(Records)
########################################
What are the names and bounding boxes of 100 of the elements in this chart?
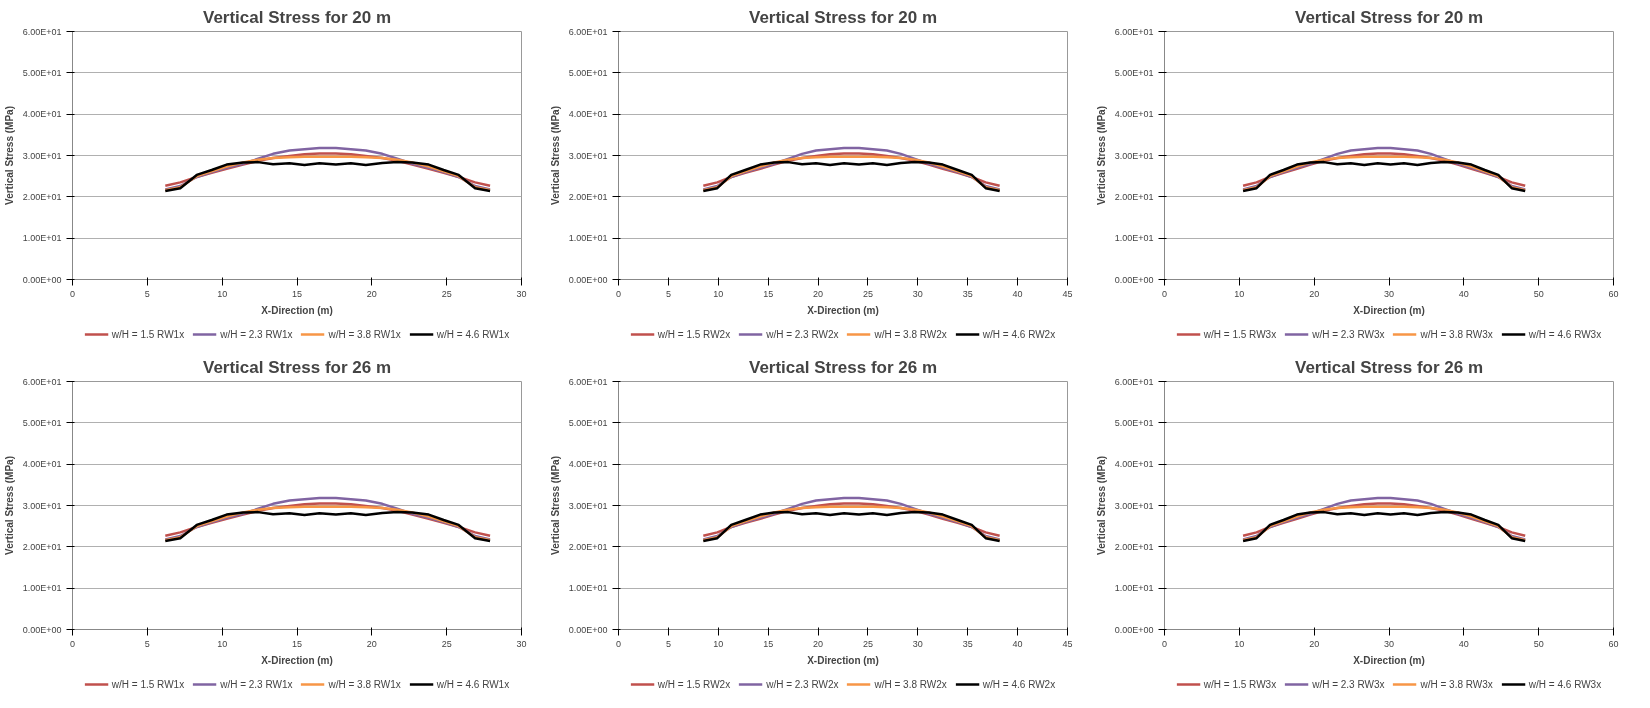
chart-title: Vertical Stress for 20 m [1294,7,1484,27]
y-tick-label: 6.00E+01 [22,376,62,387]
legend-label: w/H = 4.6 RW2x [982,328,1056,340]
x-tick-label: 40 [1458,288,1469,299]
x-tick-label: 25 [441,638,452,649]
y-tick-label: 3.00E+01 [22,150,62,161]
y-tick-label: 0.00E+00 [568,274,608,285]
y-tick-label: 0.00E+00 [1114,274,1154,285]
x-tick-label: 15 [291,638,303,649]
x-tick-label: 20 [813,288,824,299]
x-tick-label: 35 [962,288,973,299]
legend-label: w/H = 3.8 RW1x [328,328,401,340]
y-tick-label: 5.00E+01 [568,67,608,78]
legend-label: w/H = 1.5 RW3x [1203,678,1277,690]
y-tick-label: 5.00E+01 [22,67,62,78]
y-axis-title: Vertical Stress (MPa) [549,106,561,205]
legend-label: w/H = 2.3 RW3x [1312,328,1385,340]
x-tick-label: 45 [1062,638,1073,649]
x-axis-title: X-Direction (m) [807,304,879,316]
y-tick-label: 3.00E+01 [1114,500,1154,511]
x-axis-title: X-Direction (m) [261,304,333,316]
y-tick-label: 1.00E+01 [568,583,608,594]
x-tick-label: 5 [665,638,671,649]
legend-label: w/H = 3.8 RW2x [874,328,947,340]
chart-title: Vertical Stress for 26 m [748,357,938,377]
legend-label: w/H = 1.5 RW1x [111,328,185,340]
legend-label: w/H = 2.3 RW1x [220,678,293,690]
x-tick-label: 5 [144,288,150,299]
legend-label: w/H = 1.5 RW3x [1203,328,1277,340]
x-tick-label: 50 [1533,638,1544,649]
y-axis-title: Vertical Stress (MPa) [3,106,15,205]
x-tick-label: 20 [1309,638,1320,649]
legend-label: w/H = 1.5 RW2x [657,328,731,340]
x-axis-title: X-Direction (m) [807,654,879,666]
legend-label: w/H = 4.6 RW1x [436,328,510,340]
y-tick-label: 6.00E+01 [22,26,62,37]
y-tick-label: 3.00E+01 [568,500,608,511]
y-axis-title: Vertical Stress (MPa) [1095,106,1107,205]
legend-label: w/H = 3.8 RW3x [1420,328,1493,340]
x-tick-label: 20 [1309,288,1320,299]
y-tick-label: 0.00E+00 [568,624,608,635]
y-tick-label: 2.00E+01 [22,191,62,202]
x-axis-title: X-Direction (m) [1353,654,1425,666]
y-tick-label: 6.00E+01 [1114,376,1154,387]
y-tick-label: 6.00E+01 [568,26,608,37]
y-axis-title: Vertical Stress (MPa) [549,456,561,555]
x-tick-label: 30 [912,638,923,649]
x-tick-label: 25 [862,288,873,299]
x-tick-label: 20 [366,638,377,649]
y-tick-label: 6.00E+01 [1114,26,1154,37]
y-tick-label: 1.00E+01 [22,583,62,594]
y-tick-label: 0.00E+00 [22,624,62,635]
y-tick-label: 2.00E+01 [568,541,608,552]
x-tick-label: 40 [1458,638,1469,649]
x-tick-label: 45 [1062,288,1073,299]
x-tick-label: 0 [70,288,76,299]
y-tick-label: 3.00E+01 [568,150,608,161]
legend-label: w/H = 2.3 RW2x [766,678,839,690]
legend-label: w/H = 1.5 RW1x [111,678,185,690]
x-tick-label: 0 [1162,288,1168,299]
legend-label: w/H = 1.5 RW2x [657,678,731,690]
x-tick-label: 30 [516,638,527,649]
y-tick-label: 2.00E+01 [1114,191,1154,202]
x-tick-label: 10 [217,638,228,649]
x-tick-label: 5 [665,288,671,299]
y-tick-label: 2.00E+01 [1114,541,1154,552]
chart-title: Vertical Stress for 26 m [202,357,392,377]
legend-label: w/H = 4.6 RW3x [1528,678,1602,690]
y-tick-label: 3.00E+01 [1114,150,1154,161]
x-tick-label: 40 [1012,288,1023,299]
y-tick-label: 0.00E+00 [1114,624,1154,635]
x-tick-label: 15 [763,288,774,299]
legend-label: w/H = 4.6 RW2x [982,678,1056,690]
x-tick-label: 0 [1162,638,1168,649]
legend-label: w/H = 4.6 RW1x [436,678,510,690]
y-axis-title: Vertical Stress (MPa) [3,456,15,555]
x-tick-label: 30 [912,288,923,299]
y-tick-label: 6.00E+01 [568,376,608,387]
x-tick-label: 40 [1012,638,1023,649]
chart-title: Vertical Stress for 20 m [748,7,938,27]
y-tick-label: 1.00E+01 [22,233,62,244]
y-tick-label: 2.00E+01 [22,541,62,552]
y-tick-label: 4.00E+01 [22,109,62,120]
x-tick-label: 35 [962,638,973,649]
chart-title: Vertical Stress for 20 m [202,7,392,27]
x-tick-label: 15 [291,288,303,299]
y-tick-label: 3.00E+01 [22,500,62,511]
y-tick-label: 5.00E+01 [22,417,62,428]
y-tick-label: 5.00E+01 [568,417,608,428]
y-tick-label: 5.00E+01 [1114,67,1154,78]
x-tick-label: 0 [616,638,622,649]
legend-label: w/H = 2.3 RW3x [1312,678,1385,690]
y-tick-label: 1.00E+01 [1114,583,1154,594]
x-tick-label: 20 [813,638,824,649]
y-axis-title: Vertical Stress (MPa) [1095,456,1107,555]
x-tick-label: 15 [763,638,774,649]
legend-label: w/H = 2.3 RW2x [766,328,839,340]
x-tick-label: 10 [217,288,228,299]
x-tick-label: 10 [713,288,724,299]
x-tick-label: 0 [70,638,76,649]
########################################
What is expected: Can you copy all of the material above line for line, without changing anything, but leave out the pictures?

Result below:
What are the names and bounding boxes of 100 of the elements in this chart?
chart-title: Vertical Stress for 20 m [1294,7,1484,27]
y-tick-label: 6.00E+01 [22,376,62,387]
legend-label: w/H = 4.6 RW2x [982,328,1056,340]
x-tick-label: 40 [1458,288,1469,299]
x-tick-label: 25 [441,638,452,649]
y-tick-label: 3.00E+01 [22,150,62,161]
y-tick-label: 0.00E+00 [568,274,608,285]
y-tick-label: 0.00E+00 [1114,274,1154,285]
x-tick-label: 15 [291,638,303,649]
x-tick-label: 20 [813,288,824,299]
x-tick-label: 35 [962,288,973,299]
legend-label: w/H = 3.8 RW1x [328,328,401,340]
y-tick-label: 5.00E+01 [568,67,608,78]
legend-label: w/H = 1.5 RW3x [1203,678,1277,690]
y-tick-label: 5.00E+01 [22,67,62,78]
y-axis-title: Vertical Stress (MPa) [549,106,561,205]
legend-label: w/H = 2.3 RW3x [1312,328,1385,340]
x-tick-label: 45 [1062,638,1073,649]
x-axis-title: X-Direction (m) [807,304,879,316]
y-tick-label: 3.00E+01 [1114,500,1154,511]
x-axis-title: X-Direction (m) [261,304,333,316]
y-tick-label: 1.00E+01 [568,583,608,594]
x-tick-label: 5 [665,638,671,649]
legend-label: w/H = 3.8 RW2x [874,328,947,340]
chart-title: Vertical Stress for 26 m [748,357,938,377]
legend-label: w/H = 1.5 RW1x [111,328,185,340]
legend-label: w/H = 2.3 RW1x [220,678,293,690]
x-tick-label: 5 [144,288,150,299]
legend-label: w/H = 1.5 RW3x [1203,328,1277,340]
x-tick-label: 50 [1533,638,1544,649]
y-axis-title: Vertical Stress (MPa) [3,106,15,205]
x-tick-label: 20 [1309,638,1320,649]
legend-label: w/H = 1.5 RW2x [657,328,731,340]
x-axis-title: X-Direction (m) [807,654,879,666]
legend-label: w/H = 4.6 RW1x [436,328,510,340]
y-tick-label: 6.00E+01 [22,26,62,37]
y-tick-label: 3.00E+01 [568,500,608,511]
y-axis-title: Vertical Stress (MPa) [1095,106,1107,205]
legend-label: w/H = 3.8 RW3x [1420,328,1493,340]
x-tick-label: 20 [1309,288,1320,299]
y-tick-label: 0.00E+00 [568,624,608,635]
y-tick-label: 2.00E+01 [22,191,62,202]
x-axis-title: X-Direction (m) [1353,654,1425,666]
y-tick-label: 6.00E+01 [1114,376,1154,387]
y-tick-label: 6.00E+01 [568,26,608,37]
y-axis-title: Vertical Stress (MPa) [549,456,561,555]
x-tick-label: 30 [912,638,923,649]
x-tick-label: 25 [862,288,873,299]
x-tick-label: 20 [366,638,377,649]
y-tick-label: 6.00E+01 [1114,26,1154,37]
y-tick-label: 1.00E+01 [22,583,62,594]
y-tick-label: 0.00E+00 [22,624,62,635]
y-tick-label: 2.00E+01 [568,541,608,552]
x-tick-label: 40 [1458,638,1469,649]
x-tick-label: 45 [1062,288,1073,299]
x-tick-label: 0 [70,288,76,299]
y-tick-label: 3.00E+01 [568,150,608,161]
legend-label: w/H = 2.3 RW2x [766,678,839,690]
legend-label: w/H = 1.5 RW1x [111,678,185,690]
x-tick-label: 0 [1162,288,1168,299]
legend-label: w/H = 1.5 RW2x [657,678,731,690]
x-tick-label: 30 [516,638,527,649]
y-tick-label: 2.00E+01 [1114,191,1154,202]
x-tick-label: 10 [217,638,228,649]
x-tick-label: 5 [665,288,671,299]
y-tick-label: 2.00E+01 [1114,541,1154,552]
chart-title: Vertical Stress for 26 m [202,357,392,377]
legend-label: w/H = 4.6 RW3x [1528,678,1602,690]
y-tick-label: 3.00E+01 [1114,150,1154,161]
x-tick-label: 40 [1012,288,1023,299]
y-tick-label: 0.00E+00 [1114,624,1154,635]
x-tick-label: 15 [763,288,774,299]
legend-label: w/H = 4.6 RW2x [982,678,1056,690]
x-tick-label: 0 [1162,638,1168,649]
legend-label: w/H = 4.6 RW1x [436,678,510,690]
y-axis-title: Vertical Stress (MPa) [3,456,15,555]
x-tick-label: 30 [912,288,923,299]
y-tick-label: 6.00E+01 [568,376,608,387]
x-tick-label: 40 [1012,638,1023,649]
chart-title: Vertical Stress for 20 m [748,7,938,27]
y-tick-label: 1.00E+01 [22,233,62,244]
y-tick-label: 2.00E+01 [22,541,62,552]
y-tick-label: 4.00E+01 [22,109,62,120]
x-tick-label: 35 [962,638,973,649]
chart-title: Vertical Stress for 20 m [202,7,392,27]
x-tick-label: 15 [291,288,303,299]
y-tick-label: 3.00E+01 [22,500,62,511]
y-tick-label: 5.00E+01 [22,417,62,428]
y-tick-label: 5.00E+01 [568,417,608,428]
y-tick-label: 5.00E+01 [1114,67,1154,78]
x-tick-label: 0 [616,638,622,649]
legend-label: w/H = 2.3 RW3x [1312,678,1385,690]
y-tick-label: 1.00E+01 [1114,583,1154,594]
x-tick-label: 20 [813,638,824,649]
y-axis-title: Vertical Stress (MPa) [1095,456,1107,555]
x-tick-label: 15 [763,638,774,649]
legend-label: w/H = 2.3 RW2x [766,328,839,340]
x-tick-label: 10 [217,288,228,299]
x-tick-label: 10 [713,288,724,299]
x-tick-label: 0 [70,638,76,649]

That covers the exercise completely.